Gather, from the data below, each line in which the word "Networks" occurs.

-----

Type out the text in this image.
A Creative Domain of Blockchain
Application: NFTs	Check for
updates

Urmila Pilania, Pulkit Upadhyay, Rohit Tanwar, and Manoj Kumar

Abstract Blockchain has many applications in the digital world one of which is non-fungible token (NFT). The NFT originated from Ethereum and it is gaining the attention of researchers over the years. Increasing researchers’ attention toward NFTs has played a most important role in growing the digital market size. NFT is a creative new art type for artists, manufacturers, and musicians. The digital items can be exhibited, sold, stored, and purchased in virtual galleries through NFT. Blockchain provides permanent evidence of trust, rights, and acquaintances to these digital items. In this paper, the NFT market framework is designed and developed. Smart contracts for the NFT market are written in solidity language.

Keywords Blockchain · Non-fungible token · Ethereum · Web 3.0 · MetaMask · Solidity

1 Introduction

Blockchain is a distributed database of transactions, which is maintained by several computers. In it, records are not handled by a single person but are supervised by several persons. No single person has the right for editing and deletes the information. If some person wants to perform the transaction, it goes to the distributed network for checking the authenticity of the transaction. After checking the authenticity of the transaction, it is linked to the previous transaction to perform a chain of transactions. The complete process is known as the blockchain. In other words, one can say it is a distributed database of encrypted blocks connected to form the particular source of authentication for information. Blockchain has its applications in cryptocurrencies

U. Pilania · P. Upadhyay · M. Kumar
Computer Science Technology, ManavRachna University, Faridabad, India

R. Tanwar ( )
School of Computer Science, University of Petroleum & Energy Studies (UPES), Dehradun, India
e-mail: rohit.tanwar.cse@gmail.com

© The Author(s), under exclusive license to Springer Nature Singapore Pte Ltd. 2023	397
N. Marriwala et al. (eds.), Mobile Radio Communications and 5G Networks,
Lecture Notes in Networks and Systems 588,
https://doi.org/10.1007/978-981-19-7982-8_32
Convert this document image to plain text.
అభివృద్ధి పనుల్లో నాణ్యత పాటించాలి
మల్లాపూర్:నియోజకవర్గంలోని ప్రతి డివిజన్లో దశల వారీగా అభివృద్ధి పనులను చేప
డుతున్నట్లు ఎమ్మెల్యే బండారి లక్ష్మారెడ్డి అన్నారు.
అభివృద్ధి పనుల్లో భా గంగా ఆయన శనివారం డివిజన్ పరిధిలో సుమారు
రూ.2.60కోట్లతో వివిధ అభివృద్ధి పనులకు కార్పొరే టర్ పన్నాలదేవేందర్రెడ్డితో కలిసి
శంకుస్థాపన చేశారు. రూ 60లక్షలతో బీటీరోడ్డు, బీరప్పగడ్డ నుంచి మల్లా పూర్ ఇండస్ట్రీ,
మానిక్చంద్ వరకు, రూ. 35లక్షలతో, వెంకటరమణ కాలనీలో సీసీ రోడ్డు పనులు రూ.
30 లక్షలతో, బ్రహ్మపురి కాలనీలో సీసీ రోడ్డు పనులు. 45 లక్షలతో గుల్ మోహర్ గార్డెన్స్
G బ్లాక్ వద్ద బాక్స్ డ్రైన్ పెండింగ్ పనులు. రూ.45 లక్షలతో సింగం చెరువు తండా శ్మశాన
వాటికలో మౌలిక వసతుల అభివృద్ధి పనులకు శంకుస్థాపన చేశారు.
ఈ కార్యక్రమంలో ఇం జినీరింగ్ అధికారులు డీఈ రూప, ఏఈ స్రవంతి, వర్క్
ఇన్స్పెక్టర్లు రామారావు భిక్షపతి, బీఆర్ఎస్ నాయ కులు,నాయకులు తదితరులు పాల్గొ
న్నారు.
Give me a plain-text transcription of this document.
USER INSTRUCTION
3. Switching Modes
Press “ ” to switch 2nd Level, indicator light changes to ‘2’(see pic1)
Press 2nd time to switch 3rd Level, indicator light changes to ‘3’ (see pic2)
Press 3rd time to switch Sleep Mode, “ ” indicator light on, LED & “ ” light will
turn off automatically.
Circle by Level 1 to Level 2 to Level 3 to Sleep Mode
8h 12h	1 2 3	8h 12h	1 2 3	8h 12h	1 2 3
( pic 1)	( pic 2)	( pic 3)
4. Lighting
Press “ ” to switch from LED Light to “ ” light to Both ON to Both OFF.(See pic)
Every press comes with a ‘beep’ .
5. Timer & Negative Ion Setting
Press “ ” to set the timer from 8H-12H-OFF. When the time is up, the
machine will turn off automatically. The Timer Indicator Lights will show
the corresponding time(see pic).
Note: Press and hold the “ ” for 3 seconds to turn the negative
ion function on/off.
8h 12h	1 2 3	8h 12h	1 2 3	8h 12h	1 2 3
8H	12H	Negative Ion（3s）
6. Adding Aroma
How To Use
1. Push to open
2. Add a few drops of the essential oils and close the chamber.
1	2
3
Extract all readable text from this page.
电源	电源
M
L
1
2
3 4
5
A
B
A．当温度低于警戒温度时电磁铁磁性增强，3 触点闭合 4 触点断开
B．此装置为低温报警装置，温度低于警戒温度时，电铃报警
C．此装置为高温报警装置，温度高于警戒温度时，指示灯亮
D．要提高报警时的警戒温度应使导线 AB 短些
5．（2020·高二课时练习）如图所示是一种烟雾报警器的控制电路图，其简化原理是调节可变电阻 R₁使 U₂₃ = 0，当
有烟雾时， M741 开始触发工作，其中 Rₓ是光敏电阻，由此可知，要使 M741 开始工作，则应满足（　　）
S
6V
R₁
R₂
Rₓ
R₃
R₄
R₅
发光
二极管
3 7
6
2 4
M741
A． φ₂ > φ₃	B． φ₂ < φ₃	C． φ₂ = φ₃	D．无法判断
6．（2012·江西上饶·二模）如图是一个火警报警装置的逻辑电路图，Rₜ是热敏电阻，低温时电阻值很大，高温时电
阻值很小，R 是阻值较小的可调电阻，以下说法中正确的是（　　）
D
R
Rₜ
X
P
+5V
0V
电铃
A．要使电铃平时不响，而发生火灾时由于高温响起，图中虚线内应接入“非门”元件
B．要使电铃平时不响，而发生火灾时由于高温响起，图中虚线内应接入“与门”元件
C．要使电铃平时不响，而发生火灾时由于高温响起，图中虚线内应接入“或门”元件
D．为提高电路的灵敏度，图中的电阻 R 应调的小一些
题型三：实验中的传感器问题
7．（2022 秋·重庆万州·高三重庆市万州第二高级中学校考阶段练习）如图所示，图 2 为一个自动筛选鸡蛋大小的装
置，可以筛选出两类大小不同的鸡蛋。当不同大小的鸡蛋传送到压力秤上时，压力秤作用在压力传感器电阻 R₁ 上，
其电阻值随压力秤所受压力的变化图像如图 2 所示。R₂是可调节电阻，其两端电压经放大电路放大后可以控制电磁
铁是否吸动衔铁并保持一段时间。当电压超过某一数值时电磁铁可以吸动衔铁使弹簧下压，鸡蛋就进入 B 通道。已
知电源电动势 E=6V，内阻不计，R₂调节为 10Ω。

-----

*Exercise output:*
N. Marriwala et al. (eds.), Mobile Radio Communications and 5G Networks,
Lecture Notes in Networks and Systems 588,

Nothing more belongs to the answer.